Task prompt - Every entry must be copied word for word.

Dataset items
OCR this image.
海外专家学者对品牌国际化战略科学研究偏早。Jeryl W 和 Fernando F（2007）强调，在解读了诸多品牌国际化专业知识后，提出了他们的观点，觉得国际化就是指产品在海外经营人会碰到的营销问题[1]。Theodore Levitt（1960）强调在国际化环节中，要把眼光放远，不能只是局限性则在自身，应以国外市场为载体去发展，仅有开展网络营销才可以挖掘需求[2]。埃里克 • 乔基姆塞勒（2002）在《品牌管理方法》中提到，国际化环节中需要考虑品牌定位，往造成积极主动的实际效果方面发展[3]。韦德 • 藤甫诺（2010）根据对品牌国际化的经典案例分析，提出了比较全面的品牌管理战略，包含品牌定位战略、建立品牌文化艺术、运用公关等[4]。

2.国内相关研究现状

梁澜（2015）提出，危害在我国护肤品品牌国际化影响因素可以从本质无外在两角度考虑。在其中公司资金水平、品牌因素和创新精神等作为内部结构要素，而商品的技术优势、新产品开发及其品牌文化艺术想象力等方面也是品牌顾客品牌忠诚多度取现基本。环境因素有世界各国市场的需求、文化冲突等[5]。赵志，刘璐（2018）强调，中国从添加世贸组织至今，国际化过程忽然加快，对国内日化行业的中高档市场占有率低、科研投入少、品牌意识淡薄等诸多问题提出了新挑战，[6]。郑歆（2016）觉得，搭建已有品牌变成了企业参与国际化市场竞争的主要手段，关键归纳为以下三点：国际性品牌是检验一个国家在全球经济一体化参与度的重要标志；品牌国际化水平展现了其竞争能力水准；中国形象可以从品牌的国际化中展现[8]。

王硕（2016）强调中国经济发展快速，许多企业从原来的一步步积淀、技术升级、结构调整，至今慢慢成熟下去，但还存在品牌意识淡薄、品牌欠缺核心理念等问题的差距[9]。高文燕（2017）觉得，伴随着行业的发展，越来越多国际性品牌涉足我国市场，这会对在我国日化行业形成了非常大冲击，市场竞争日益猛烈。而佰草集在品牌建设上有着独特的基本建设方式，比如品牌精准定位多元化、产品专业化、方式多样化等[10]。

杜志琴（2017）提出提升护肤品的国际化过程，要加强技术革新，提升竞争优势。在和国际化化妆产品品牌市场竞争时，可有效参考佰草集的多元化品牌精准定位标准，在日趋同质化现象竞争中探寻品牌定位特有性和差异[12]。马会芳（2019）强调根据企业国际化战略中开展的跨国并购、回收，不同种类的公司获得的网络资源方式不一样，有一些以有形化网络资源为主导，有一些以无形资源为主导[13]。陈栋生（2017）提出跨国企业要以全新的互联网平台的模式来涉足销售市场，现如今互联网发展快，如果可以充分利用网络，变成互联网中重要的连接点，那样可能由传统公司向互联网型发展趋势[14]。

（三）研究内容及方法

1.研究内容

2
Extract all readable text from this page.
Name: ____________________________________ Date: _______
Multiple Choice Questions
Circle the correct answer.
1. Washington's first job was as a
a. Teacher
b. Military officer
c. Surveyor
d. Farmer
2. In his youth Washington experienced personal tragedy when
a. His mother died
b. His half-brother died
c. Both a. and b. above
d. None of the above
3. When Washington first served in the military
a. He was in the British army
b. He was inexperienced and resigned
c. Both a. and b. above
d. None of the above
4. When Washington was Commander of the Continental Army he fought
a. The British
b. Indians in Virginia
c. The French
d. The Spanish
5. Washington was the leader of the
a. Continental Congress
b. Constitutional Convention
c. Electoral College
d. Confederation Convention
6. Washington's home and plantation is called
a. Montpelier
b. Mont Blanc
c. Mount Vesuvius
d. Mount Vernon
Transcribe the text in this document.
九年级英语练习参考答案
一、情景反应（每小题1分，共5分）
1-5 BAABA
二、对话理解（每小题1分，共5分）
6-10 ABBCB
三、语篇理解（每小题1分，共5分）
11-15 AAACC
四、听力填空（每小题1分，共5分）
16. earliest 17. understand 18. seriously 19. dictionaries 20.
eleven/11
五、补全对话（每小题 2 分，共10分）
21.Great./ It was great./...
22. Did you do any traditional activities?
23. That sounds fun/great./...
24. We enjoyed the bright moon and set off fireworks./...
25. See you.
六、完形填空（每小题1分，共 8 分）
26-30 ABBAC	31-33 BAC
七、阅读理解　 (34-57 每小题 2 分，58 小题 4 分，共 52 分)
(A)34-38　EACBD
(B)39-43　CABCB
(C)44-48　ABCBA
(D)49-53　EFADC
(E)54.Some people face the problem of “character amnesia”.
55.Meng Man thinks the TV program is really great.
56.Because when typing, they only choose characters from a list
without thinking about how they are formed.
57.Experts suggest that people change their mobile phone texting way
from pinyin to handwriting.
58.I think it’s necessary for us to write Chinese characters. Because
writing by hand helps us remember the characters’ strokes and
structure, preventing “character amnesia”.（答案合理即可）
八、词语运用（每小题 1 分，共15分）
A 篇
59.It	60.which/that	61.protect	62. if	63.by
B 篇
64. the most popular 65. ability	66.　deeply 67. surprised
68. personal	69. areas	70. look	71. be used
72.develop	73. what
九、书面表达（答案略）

Reply to the exercise -
OCR this image.
海外专家学者对品牌国际化战略科学研究偏早。Jeryl W 和 Fernando F（2007）强调，在解读了诸多品牌国际化专业知识后，提出了他们的观点，觉得国际化就是指产品在海外经营人会碰到的营销问题[1]。Theodore Levitt（1960）强调在国际化环节中，要把眼光放远，不能只是局限性则在自身，应以国外市场为载体去发展，仅有开展网络营销才可以挖掘需求[2]。埃里克 • 乔基姆塞勒（2002）在《品牌管理方法》中提到，国际化环节中需要考虑品牌定位，往造成积极主动的实际效果方面发展[3]。韦德 • 藤甫诺（2010）根据对品牌国际化的经典案例分析，提出了比较全面的品牌管理战略，包含品牌定位战略、建立品牌文化艺术、运用公关等[4]。

2.国内相关研究现状

梁澜（2015）提出，危害在我国护肤品品牌国际化影响因素可以从本质无外在两角度考虑。在其中公司资金水平、品牌因素和创新精神等作为内部结构要素，而商品的技术优势、新产品开发及其品牌文化艺术想象力等方面也是品牌顾客品牌忠诚多度取现基本。环境因素有世界各国市场的需求、文化冲突等[5]。赵志，刘璐（2018）强调，中国从添加世贸组织至今，国际化过程忽然加快，对国内日化行业的中高档市场占有率低、科研投入少、品牌意识淡薄等诸多问题提出了新挑战，[6]。郑歆（2016）觉得，搭建已有品牌变成了企业参与国际化市场竞争的主要手段，关键归纳为以下三点：国际性品牌是检验一个国家在全球经济一体化参与度的重要标志；品牌国际化水平展现了其竞争能力水准；中国形象可以从品牌的国际化中展现[8]。

王硕（2016）强调中国经济发展快速，许多企业从原来的一步步积淀、技术升级、结构调整，至今慢慢成熟下去，但还存在品牌意识淡薄、品牌欠缺核心理念等问题的差距[9]。高文燕（2017）觉得，伴随着行业的发展，越来越多国际性品牌涉足我国市场，这会对在我国日化行业形成了非常大冲击，市场竞争日益猛烈。而佰草集在品牌建设上有着独特的基本建设方式，比如品牌精准定位多元化、产品专业化、方式多样化等[10]。

杜志琴（2017）提出提升护肤品的国际化过程，要加强技术革新，提升竞争优势。在和国际化化妆产品品牌市场竞争时，可有效参考佰草集的多元化品牌精准定位标准，在日趋同质化现象竞争中探寻品牌定位特有性和差异[12]。马会芳（2019）强调根据企业国际化战略中开展的跨国并购、回收，不同种类的公司获得的网络资源方式不一样，有一些以有形化网络资源为主导，有一些以无形资源为主导[13]。陈栋生（2017）提出跨国企业要以全新的互联网平台的模式来涉足销售市场，现如今互联网发展快，如果可以充分利用网络，变成互联网中重要的连接点，那样可能由传统公司向互联网型发展趋势[14]。

（三）研究内容及方法

1.研究内容

2
Extract all readable text from this page.
Name: ____________________________________ Date: _______
Multiple Choice Questions
Circle the correct answer.
1. Washington's first job was as a
a. Teacher
b. Military officer
c. Surveyor
d. Farmer
2. In his youth Washington experienced personal tragedy when
a. His mother died
b. His half-brother died
c. Both a. and b. above
d. None of the above
3. When Washington first served in the military
a. He was in the British army
b. He was inexperienced and resigned
c. Both a. and b. above
d. None of the above
4. When Washington was Commander of the Continental Army he fought
a. The British
b. Indians in Virginia
c. The French
d. The Spanish
5. Washington was the leader of the
a. Continental Congress
b. Constitutional Convention
c. Electoral College
d. Confederation Convention
6. Washington's home and plantation is called
a. Montpelier
b. Mont Blanc
c. Mount Vesuvius
d. Mount Vernon
Transcribe the text in this document.
九年级英语练习参考答案
一、情景反应（每小题1分，共5分）
1-5 BAABA
二、对话理解（每小题1分，共5分）
6-10 ABBCB
三、语篇理解（每小题1分，共5分）
11-15 AAACC
四、听力填空（每小题1分，共5分）
16. earliest 17. understand 18. seriously 19. dictionaries 20.
eleven/11
五、补全对话（每小题 2 分，共10分）
21.Great./ It was great./...
22. Did you do any traditional activities?
23. That sounds fun/great./...
24. We enjoyed the bright moon and set off fireworks./...
25. See you.
六、完形填空（每小题1分，共 8 分）
26-30 ABBAC	31-33 BAC
七、阅读理解　 (34-57 每小题 2 分，58 小题 4 分，共 52 分)
(A)34-38　EACBD
(B)39-43　CABCB
(C)44-48　ABCBA
(D)49-53　EFADC
(E)54.Some people face the problem of “character amnesia”.
55.Meng Man thinks the TV program is really great.
56.Because when typing, they only choose characters from a list
without thinking about how they are formed.
57.Experts suggest that people change their mobile phone texting way
from pinyin to handwriting.
58.I think it’s necessary for us to write Chinese characters. Because
writing by hand helps us remember the characters’ strokes and
structure, preventing “character amnesia”.（答案合理即可）
八、词语运用（每小题 1 分，共15分）
A 篇
59.It	60.which/that	61.protect	62. if	63.by
B 篇
64. the most popular 65. ability	66.　deeply 67. surprised
68. personal	69. areas	70. look	71. be used
72.develop	73. what
九、书面表达（答案略）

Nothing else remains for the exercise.